══ Provided records

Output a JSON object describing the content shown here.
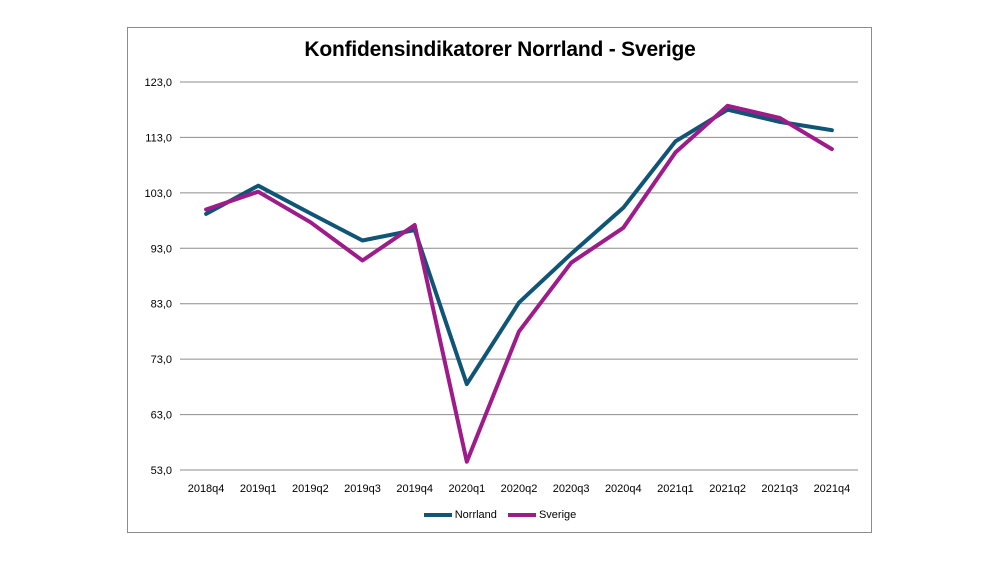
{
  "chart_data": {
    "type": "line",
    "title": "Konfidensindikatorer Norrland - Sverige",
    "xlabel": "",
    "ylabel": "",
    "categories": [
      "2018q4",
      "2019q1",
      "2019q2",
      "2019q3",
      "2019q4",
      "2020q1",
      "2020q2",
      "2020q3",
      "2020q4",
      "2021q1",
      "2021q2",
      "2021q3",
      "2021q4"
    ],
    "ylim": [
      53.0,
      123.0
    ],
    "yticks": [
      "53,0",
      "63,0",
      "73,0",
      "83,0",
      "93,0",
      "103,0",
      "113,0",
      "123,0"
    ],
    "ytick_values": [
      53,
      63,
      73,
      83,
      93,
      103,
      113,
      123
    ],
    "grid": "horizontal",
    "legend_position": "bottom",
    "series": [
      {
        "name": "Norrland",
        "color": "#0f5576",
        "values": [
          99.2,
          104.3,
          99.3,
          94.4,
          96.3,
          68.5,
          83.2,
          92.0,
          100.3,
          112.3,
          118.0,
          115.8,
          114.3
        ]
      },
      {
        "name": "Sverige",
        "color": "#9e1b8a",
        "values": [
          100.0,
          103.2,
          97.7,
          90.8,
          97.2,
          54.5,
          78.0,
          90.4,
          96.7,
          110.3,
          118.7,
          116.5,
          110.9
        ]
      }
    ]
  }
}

════
══ Provided records

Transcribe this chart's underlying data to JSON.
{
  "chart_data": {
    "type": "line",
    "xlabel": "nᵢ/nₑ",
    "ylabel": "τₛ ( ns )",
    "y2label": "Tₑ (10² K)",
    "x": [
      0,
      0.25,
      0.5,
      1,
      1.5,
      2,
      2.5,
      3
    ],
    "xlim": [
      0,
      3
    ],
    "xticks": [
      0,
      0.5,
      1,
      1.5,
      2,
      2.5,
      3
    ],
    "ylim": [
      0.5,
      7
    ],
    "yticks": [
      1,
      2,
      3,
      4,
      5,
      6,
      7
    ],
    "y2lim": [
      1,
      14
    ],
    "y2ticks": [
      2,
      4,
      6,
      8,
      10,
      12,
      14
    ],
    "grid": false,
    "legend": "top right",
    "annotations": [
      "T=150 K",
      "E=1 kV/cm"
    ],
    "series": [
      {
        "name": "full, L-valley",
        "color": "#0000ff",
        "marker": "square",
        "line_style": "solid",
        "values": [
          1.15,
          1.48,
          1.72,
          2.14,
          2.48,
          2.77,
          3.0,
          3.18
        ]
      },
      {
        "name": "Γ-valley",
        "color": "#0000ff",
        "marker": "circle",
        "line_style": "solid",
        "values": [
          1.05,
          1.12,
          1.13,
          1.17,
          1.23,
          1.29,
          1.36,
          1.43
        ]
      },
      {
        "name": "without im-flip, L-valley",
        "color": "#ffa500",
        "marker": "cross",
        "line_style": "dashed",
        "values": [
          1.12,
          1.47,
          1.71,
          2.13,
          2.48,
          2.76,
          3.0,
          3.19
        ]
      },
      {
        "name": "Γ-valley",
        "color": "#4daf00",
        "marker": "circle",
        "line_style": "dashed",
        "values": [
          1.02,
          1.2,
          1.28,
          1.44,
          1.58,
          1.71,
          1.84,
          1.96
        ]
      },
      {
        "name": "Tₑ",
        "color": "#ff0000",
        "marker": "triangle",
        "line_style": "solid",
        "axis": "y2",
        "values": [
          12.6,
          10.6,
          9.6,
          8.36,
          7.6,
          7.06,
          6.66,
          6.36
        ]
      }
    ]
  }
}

════

Stated goal:
Read the entries and select each line where the word "marker" is found.

Solved exercise:
        "marker": "square",
        "marker": "circle",
        "marker": "cross",
        "marker": "circle",
        "marker": "triangle",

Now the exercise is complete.